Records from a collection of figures
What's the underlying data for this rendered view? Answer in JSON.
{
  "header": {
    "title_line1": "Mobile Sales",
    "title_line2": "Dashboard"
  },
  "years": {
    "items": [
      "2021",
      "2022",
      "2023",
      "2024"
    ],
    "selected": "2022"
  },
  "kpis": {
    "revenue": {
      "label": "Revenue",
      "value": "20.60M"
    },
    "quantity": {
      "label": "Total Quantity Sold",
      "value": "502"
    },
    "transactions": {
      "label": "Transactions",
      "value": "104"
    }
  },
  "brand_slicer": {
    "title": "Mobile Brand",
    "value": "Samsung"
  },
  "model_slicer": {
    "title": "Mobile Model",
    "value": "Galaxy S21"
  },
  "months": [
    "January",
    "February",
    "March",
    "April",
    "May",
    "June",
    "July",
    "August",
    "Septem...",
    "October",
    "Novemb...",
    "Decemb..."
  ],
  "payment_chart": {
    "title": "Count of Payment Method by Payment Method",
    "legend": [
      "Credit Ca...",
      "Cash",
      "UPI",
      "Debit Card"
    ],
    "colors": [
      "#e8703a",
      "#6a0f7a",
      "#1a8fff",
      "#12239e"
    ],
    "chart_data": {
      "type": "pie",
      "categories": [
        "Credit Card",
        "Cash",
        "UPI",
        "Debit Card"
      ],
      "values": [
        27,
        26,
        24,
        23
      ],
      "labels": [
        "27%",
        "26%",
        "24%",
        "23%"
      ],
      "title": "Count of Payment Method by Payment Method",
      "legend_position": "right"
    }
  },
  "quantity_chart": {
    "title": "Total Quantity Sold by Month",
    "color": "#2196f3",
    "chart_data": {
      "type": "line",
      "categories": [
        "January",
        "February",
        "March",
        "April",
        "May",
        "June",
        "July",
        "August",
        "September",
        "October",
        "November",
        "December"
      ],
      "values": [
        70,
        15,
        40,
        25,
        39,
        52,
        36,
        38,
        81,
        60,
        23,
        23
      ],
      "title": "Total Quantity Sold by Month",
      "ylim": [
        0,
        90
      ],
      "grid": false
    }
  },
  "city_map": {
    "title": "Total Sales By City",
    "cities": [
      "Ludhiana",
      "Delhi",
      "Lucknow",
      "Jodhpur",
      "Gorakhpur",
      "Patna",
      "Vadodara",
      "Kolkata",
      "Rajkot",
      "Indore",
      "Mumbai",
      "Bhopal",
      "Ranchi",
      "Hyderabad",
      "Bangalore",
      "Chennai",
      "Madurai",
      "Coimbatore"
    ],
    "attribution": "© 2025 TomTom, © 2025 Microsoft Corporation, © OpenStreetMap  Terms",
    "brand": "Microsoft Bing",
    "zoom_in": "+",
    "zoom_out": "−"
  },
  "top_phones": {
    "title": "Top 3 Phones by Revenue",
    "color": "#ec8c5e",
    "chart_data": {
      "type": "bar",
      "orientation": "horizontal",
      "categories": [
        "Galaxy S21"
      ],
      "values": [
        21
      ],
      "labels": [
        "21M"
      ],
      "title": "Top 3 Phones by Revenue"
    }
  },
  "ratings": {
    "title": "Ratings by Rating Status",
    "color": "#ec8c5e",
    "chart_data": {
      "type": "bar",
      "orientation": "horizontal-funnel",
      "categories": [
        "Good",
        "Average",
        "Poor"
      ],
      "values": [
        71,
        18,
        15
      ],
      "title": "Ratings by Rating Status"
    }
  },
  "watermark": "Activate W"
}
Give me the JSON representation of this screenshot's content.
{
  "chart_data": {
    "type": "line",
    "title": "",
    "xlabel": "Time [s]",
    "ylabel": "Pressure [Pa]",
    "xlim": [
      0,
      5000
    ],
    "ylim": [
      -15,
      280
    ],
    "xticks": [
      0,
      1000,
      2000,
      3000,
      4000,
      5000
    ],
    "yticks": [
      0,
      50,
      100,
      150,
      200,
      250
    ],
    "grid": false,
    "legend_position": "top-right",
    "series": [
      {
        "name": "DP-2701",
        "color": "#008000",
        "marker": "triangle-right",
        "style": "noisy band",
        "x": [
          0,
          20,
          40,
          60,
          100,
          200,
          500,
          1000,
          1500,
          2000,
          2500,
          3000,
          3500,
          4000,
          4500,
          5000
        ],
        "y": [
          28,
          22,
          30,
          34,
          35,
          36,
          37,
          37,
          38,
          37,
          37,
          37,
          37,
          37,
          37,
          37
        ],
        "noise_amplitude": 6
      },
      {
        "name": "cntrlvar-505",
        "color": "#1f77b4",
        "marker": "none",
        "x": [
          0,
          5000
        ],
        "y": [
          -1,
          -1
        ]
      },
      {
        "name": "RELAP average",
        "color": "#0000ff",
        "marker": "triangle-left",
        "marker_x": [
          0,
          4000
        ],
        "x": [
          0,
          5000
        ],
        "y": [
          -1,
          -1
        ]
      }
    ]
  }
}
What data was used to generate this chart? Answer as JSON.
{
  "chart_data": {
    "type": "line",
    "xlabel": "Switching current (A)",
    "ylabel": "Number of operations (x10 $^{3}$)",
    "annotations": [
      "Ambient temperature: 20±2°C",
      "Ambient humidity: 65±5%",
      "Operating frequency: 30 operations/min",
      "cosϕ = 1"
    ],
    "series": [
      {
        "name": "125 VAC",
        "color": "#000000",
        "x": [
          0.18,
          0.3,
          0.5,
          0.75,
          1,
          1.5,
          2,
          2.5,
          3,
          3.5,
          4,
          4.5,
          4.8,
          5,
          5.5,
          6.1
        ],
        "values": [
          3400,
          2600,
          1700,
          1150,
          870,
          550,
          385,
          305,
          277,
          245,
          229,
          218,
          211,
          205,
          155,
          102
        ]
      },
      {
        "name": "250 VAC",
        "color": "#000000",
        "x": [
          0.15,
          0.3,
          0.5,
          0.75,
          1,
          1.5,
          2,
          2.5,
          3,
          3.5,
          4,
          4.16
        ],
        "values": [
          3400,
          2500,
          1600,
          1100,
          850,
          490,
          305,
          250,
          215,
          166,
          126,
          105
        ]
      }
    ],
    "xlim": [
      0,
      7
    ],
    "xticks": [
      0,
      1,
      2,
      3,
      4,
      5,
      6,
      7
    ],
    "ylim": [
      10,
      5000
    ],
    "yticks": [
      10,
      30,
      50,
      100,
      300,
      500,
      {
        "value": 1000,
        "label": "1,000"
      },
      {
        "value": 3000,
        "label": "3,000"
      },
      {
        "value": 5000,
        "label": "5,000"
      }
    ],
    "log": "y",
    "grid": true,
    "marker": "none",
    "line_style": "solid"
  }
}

Goal.
Copy out each line of the entries that holds "Status".

Answer for the task.
    "title": "Ratings by Rating Status",
      "title": "Ratings by Rating Status"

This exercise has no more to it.